BRIEF. Check the listing below for lines that hold "center". How many are there? Please give only the number.

LISTING.

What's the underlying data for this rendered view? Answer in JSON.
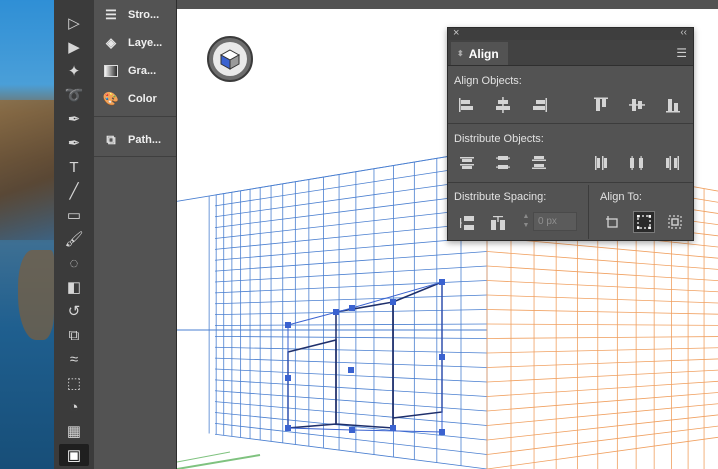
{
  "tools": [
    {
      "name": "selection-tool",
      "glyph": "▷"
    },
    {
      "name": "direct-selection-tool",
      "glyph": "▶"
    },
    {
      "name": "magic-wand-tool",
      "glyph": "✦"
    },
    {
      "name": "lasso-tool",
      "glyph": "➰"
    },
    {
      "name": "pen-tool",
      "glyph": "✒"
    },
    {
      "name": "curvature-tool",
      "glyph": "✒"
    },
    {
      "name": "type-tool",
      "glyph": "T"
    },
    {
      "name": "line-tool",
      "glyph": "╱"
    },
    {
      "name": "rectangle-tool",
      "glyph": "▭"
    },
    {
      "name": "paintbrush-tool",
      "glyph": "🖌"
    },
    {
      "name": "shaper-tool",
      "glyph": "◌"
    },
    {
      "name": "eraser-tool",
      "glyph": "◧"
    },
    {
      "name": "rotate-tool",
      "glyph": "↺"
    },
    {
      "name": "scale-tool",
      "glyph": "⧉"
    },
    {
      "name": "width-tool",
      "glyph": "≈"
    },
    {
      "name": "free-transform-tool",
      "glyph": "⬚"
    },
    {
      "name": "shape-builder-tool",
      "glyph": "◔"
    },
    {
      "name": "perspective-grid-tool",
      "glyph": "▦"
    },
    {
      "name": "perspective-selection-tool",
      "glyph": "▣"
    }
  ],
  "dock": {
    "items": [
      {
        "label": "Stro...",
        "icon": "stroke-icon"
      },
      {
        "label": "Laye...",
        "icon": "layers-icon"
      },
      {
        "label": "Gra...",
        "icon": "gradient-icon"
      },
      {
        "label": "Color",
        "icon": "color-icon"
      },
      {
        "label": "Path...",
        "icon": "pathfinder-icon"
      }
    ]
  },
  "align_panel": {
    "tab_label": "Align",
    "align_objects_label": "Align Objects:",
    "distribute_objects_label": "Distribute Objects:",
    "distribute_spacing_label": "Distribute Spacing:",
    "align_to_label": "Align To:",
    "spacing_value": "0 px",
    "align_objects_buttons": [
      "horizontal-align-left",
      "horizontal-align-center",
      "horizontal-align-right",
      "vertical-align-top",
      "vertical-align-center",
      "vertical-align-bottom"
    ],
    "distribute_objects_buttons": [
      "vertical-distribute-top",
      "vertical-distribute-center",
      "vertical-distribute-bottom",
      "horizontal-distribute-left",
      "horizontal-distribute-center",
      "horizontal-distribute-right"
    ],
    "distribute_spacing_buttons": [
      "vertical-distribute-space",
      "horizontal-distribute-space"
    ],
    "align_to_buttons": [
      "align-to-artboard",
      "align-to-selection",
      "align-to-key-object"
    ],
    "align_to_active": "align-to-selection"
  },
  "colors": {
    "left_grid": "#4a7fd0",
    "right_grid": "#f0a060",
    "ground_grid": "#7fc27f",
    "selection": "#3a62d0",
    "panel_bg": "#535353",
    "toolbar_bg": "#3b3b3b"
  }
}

TASK SOLUTION. 4